======== Material for the task
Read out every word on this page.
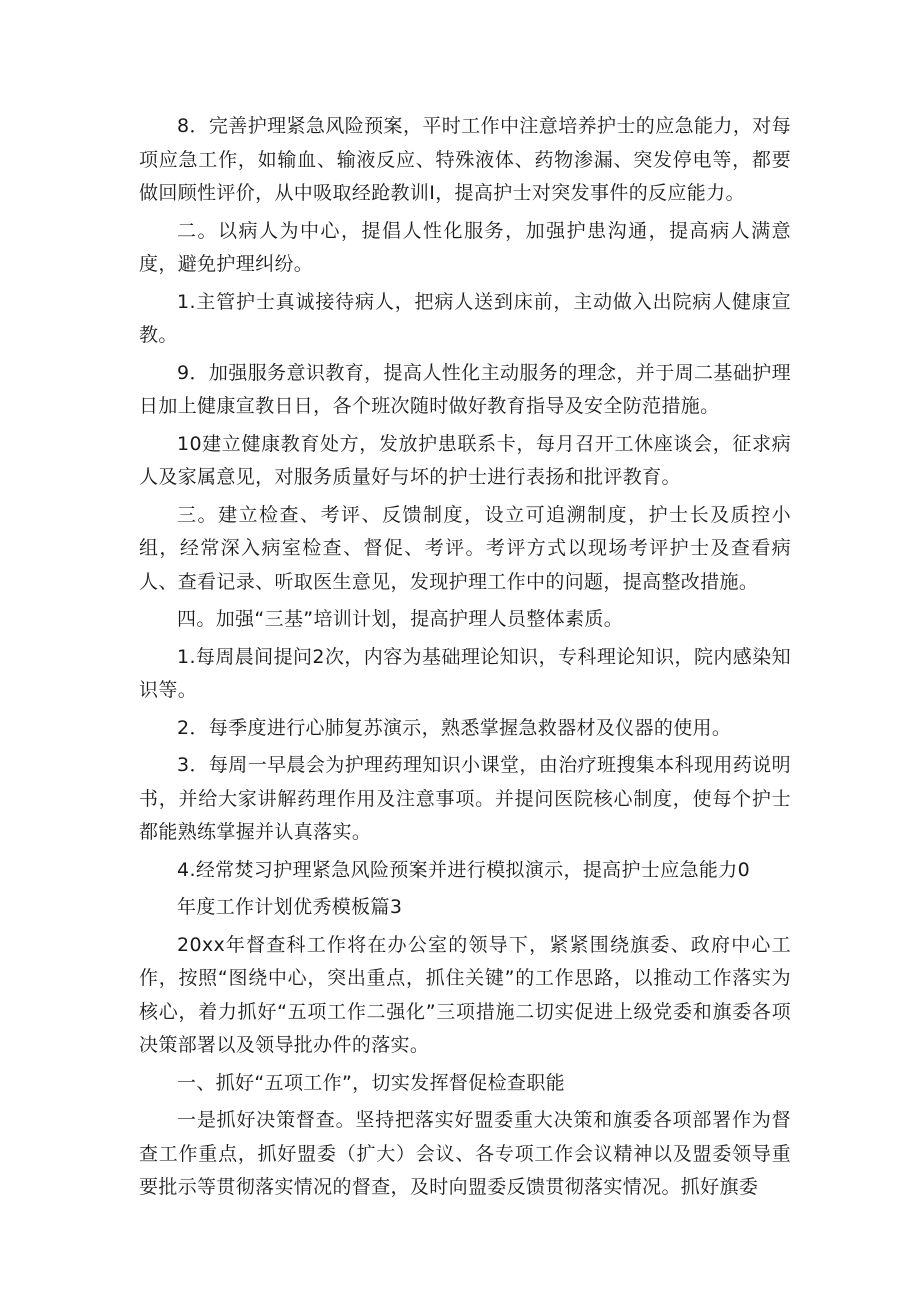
8．完善护理紧急风险预案，平时工作中注意培养护士的应急能力，对每项应急工作，如输血、输液反应、特殊液体、药物渗漏、突发停电等，都要做回顾性评价，从中吸取经跄教训I，提高护士对突发事件的反应能力。

二。以病人为中心，提倡人性化服务，加强护患沟通，提高病人满意度，避免护理纠纷。

1.主管护士真诚接待病人，把病人送到床前，主动做入出院病人健康宣教。

9．加强服务意识教育，提高人性化主动服务的理念，并于周二基础护理日加上健康宣教日日，各个班次随时做好教育指导及安全防范措施。

10建立健康教育处方，发放护患联系卡，每月召开工休座谈会，征求病人及家属意见，对服务质量好与坏的护士进行表扬和批评教育。

三。建立检查、考评、反馈制度，设立可追溯制度，护士长及质控小组，经常深入病室检查、督促、考评。考评方式以现场考评护士及查看病人、查看记录、听取医生意见，发现护理工作中的问题，提高整改措施。

四。加强“三基”培训计划，提高护理人员整体素质。

1.每周晨间提问2次，内容为基础理论知识，专科理论知识，院内感染知识等。

2．每季度进行心肺复苏演示，熟悉掌握急救器材及仪器的使用。

3．每周一早晨会为护理药理知识小课堂，由治疗班搜集本科现用药说明书，并给大家讲解药理作用及注意事项。并提问医院核心制度，使每个护士都能熟练掌握并认真落实。

4.经常焚习护理紧急风险预案并进行模拟演示，提高护士应急能力0

年度工作计划优秀模板篇3

20xx年督查科工作将在办公室的领导下，紧紧围绕旗委、政府中心工作，按照“图绕中心，突出重点，抓住关键”的工作思路，以推动工作落实为核心，着力抓好“五项工作二强化”三项措施二切实促进上级党委和旗委各项决策部署以及领导批办件的落实。

一、抓好“五项工作”，切实发挥督促检查职能

一是抓好决策督查。坚持把落实好盟委重大决策和旗委各项部署作为督查工作重点，抓好盟委（扩大）会议、各专项工作会议精神以及盟委领导重要批示等贯彻落实情况的督查，及时向盟委反馈贯彻落实情况。抓好旗委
================
- _Description of the task_: Transcribe the listing in full. Omit the pictures and keep every line exact.

- _Worked answer_:
Read out every word on this page.
8．完善护理紧急风险预案，平时工作中注意培养护士的应急能力，对每项应急工作，如输血、输液反应、特殊液体、药物渗漏、突发停电等，都要做回顾性评价，从中吸取经跄教训I，提高护士对突发事件的反应能力。

二。以病人为中心，提倡人性化服务，加强护患沟通，提高病人满意度，避免护理纠纷。

1.主管护士真诚接待病人，把病人送到床前，主动做入出院病人健康宣教。

9．加强服务意识教育，提高人性化主动服务的理念，并于周二基础护理日加上健康宣教日日，各个班次随时做好教育指导及安全防范措施。

10建立健康教育处方，发放护患联系卡，每月召开工休座谈会，征求病人及家属意见，对服务质量好与坏的护士进行表扬和批评教育。

三。建立检查、考评、反馈制度，设立可追溯制度，护士长及质控小组，经常深入病室检查、督促、考评。考评方式以现场考评护士及查看病人、查看记录、听取医生意见，发现护理工作中的问题，提高整改措施。

四。加强“三基”培训计划，提高护理人员整体素质。

1.每周晨间提问2次，内容为基础理论知识，专科理论知识，院内感染知识等。

2．每季度进行心肺复苏演示，熟悉掌握急救器材及仪器的使用。

3．每周一早晨会为护理药理知识小课堂，由治疗班搜集本科现用药说明书，并给大家讲解药理作用及注意事项。并提问医院核心制度，使每个护士都能熟练掌握并认真落实。

4.经常焚习护理紧急风险预案并进行模拟演示，提高护士应急能力0

年度工作计划优秀模板篇3

20xx年督查科工作将在办公室的领导下，紧紧围绕旗委、政府中心工作，按照“图绕中心，突出重点，抓住关键”的工作思路，以推动工作落实为核心，着力抓好“五项工作二强化”三项措施二切实促进上级党委和旗委各项决策部署以及领导批办件的落实。

一、抓好“五项工作”，切实发挥督促检查职能

一是抓好决策督查。坚持把落实好盟委重大决策和旗委各项部署作为督查工作重点，抓好盟委（扩大）会议、各专项工作会议精神以及盟委领导重要批示等贯彻落实情况的督查，及时向盟委反馈贯彻落实情况。抓好旗委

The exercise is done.